* _DOCUMENT EXCERPT_:
.....
Subject: [OM] apo lenses
From: Joseph Albert <jalbert@xxxxxxx>
Date: Sun, 27 Sep 1998 03:23:44 -0600 (MDT)
Winsor writes:

So if I understand you correctly, a well designed 300/f4.5 with a little
low dispersion glass will correct for chromatic aberration as well a faster
APO design with ultra low dispersion glass. The design of the lens, like
other design, is using materials appropriate to the task.
===============================

Not quite what I said.  at f/5.6 a 300mm lens doesn't need an apochromatic
design.  I didn't say exactly where it becomes critical, but given that
Olympus includes some low dispersion elements in the later 300/4.5 designs
(it wasn't in the early ones) they obviously think it needs it, so I'll
assume it does.  For sure, a 300/4 does.

You last statement I agree with and would mention that it really isn't
necessary to get hung up on APO/ED glass.  This only has to do with
chromatic aberration and not other aspects of lens sharpness or contrast.
All that matters is that you don't see color fringing in your images.
.....
* _DATA_:

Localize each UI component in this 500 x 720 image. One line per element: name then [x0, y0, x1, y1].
.....
* _LIST OF TASKS_:
• 1. Please quote the apo lenses post starting at "You last statement" and ending at "sharpness or contrast.".
• 2. Answer these questions on the apo lenses post:
(a) On what date was the post sent?
(b) Which Olympus 300/4.5 designs lacked low dispersion glass?
(c) According to the reply, APO/ED glass has to do only with what?
The lines after the apo lenses post are separate material.

* _SOLUTION SET_:
• 1.
You last statement I agree with and would mention that it really isn't
necessary to get hung up on APO/ED glass.  This only has to do with
chromatic aberration and not other aspects of lens sharpness or contrast.

• 2.
(a) Sun, 27 Sep 1998
(b) The early ones
(c) Chromatic aberration